WORK REQUIRED:
Please retype the stretch of rows from the first one through the line that contains "indent-guide bbox=[166, 225, 167, 305]", both ends included, reproducing each line exactly.

RECORD SET:
-- -- --

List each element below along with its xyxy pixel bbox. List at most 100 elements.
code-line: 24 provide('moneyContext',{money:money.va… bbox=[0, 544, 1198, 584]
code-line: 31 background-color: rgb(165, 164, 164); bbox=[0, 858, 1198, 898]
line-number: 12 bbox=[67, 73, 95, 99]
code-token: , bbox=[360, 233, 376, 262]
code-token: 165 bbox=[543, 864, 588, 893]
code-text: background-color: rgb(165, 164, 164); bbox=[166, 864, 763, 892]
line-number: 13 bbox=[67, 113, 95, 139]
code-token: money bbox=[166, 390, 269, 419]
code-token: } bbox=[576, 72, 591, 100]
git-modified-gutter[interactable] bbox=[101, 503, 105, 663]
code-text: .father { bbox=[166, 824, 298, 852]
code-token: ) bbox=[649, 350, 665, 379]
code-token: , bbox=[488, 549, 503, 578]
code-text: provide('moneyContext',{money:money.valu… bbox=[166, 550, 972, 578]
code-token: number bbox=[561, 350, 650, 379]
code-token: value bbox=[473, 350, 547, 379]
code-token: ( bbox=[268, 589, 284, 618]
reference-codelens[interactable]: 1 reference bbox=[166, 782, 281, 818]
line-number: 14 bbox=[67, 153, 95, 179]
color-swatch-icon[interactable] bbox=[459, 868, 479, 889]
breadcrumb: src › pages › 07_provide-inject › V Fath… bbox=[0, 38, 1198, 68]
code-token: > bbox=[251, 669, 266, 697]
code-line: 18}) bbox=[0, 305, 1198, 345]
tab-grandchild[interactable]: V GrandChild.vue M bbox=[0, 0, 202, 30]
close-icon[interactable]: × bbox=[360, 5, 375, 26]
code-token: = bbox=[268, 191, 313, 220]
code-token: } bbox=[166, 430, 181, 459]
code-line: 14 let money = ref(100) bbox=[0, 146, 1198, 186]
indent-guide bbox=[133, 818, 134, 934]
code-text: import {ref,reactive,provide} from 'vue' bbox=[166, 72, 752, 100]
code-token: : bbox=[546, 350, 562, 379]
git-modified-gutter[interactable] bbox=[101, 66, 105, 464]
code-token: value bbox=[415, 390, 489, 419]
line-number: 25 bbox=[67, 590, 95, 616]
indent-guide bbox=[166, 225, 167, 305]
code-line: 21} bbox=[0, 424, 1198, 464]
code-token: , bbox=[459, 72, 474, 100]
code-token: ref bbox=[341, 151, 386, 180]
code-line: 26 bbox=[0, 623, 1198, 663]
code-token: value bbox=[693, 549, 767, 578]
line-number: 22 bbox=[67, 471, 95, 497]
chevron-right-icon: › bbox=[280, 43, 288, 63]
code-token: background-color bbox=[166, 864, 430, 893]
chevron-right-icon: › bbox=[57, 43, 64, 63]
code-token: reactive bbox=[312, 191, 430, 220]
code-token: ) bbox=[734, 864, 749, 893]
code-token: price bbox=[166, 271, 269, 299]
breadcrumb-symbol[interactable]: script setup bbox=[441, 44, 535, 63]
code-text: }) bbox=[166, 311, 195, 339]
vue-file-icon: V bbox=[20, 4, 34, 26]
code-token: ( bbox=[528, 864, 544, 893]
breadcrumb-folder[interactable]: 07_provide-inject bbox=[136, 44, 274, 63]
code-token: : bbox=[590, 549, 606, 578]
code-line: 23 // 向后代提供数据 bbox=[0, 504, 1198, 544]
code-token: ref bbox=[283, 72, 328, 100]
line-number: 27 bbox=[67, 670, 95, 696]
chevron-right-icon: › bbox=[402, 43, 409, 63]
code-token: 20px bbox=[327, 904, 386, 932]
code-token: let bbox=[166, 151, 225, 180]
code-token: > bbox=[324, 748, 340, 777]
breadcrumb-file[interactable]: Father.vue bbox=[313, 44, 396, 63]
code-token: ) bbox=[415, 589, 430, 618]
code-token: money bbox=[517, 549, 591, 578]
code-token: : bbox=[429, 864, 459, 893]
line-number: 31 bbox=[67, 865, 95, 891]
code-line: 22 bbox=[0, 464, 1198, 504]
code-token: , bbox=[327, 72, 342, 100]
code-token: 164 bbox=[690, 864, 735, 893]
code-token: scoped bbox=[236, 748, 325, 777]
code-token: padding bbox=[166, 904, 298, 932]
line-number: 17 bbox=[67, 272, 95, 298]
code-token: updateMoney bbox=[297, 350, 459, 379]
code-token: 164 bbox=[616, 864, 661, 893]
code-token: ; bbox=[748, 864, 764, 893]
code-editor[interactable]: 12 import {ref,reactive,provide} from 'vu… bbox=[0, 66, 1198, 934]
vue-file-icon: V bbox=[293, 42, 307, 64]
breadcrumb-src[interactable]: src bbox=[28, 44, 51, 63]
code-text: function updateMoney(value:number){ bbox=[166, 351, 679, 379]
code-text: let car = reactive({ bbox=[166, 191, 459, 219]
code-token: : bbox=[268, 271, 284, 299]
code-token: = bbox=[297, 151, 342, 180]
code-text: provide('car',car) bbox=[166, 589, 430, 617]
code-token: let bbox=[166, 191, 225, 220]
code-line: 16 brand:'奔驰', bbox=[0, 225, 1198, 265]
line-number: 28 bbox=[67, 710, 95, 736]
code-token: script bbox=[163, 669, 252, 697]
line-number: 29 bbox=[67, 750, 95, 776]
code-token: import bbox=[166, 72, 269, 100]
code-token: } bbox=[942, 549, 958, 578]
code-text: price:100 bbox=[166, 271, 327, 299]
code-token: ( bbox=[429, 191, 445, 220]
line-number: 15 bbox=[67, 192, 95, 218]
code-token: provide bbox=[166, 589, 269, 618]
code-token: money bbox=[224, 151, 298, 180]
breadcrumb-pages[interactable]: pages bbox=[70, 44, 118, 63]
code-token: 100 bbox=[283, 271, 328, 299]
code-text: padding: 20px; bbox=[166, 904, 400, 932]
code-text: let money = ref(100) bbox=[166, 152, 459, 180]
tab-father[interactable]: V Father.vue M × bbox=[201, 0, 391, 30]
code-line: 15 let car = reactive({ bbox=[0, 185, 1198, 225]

-- -- --

RESULT FOR THIS EXERCISE:
List each element below along with its xyxy pixel bbox. List at most 100 elements.
code-line: 24 provide('moneyContext',{money:money.va… bbox=[0, 544, 1198, 584]
code-line: 31 background-color: rgb(165, 164, 164); bbox=[0, 858, 1198, 898]
line-number: 12 bbox=[67, 73, 95, 99]
code-token: , bbox=[360, 233, 376, 262]
code-token: 165 bbox=[543, 864, 588, 893]
code-text: background-color: rgb(165, 164, 164); bbox=[166, 864, 763, 892]
line-number: 13 bbox=[67, 113, 95, 139]
code-token: money bbox=[166, 390, 269, 419]
code-token: } bbox=[576, 72, 591, 100]
git-modified-gutter[interactable] bbox=[101, 503, 105, 663]
code-text: .father { bbox=[166, 824, 298, 852]
code-token: ) bbox=[649, 350, 665, 379]
code-token: , bbox=[488, 549, 503, 578]
code-text: provide('moneyContext',{money:money.valu… bbox=[166, 550, 972, 578]
code-token: number bbox=[561, 350, 650, 379]
code-token: value bbox=[473, 350, 547, 379]
code-token: ( bbox=[268, 589, 284, 618]
reference-codelens[interactable]: 1 reference bbox=[166, 782, 281, 818]
line-number: 14 bbox=[67, 153, 95, 179]
color-swatch-icon[interactable] bbox=[459, 868, 479, 889]
breadcrumb: src › pages › 07_provide-inject › V Fath… bbox=[0, 38, 1198, 68]
code-token: > bbox=[251, 669, 266, 697]
code-line: 18}) bbox=[0, 305, 1198, 345]
tab-grandchild[interactable]: V GrandChild.vue M bbox=[0, 0, 202, 30]
close-icon[interactable]: × bbox=[360, 5, 375, 26]
code-token: = bbox=[268, 191, 313, 220]
code-token: } bbox=[166, 430, 181, 459]
code-line: 14 let money = ref(100) bbox=[0, 146, 1198, 186]
indent-guide bbox=[133, 818, 134, 934]
code-text: import {ref,reactive,provide} from 'vue' bbox=[166, 72, 752, 100]
code-token: : bbox=[546, 350, 562, 379]
git-modified-gutter[interactable] bbox=[101, 66, 105, 464]
code-token: value bbox=[415, 390, 489, 419]
line-number: 25 bbox=[67, 590, 95, 616]
indent-guide bbox=[166, 225, 167, 305]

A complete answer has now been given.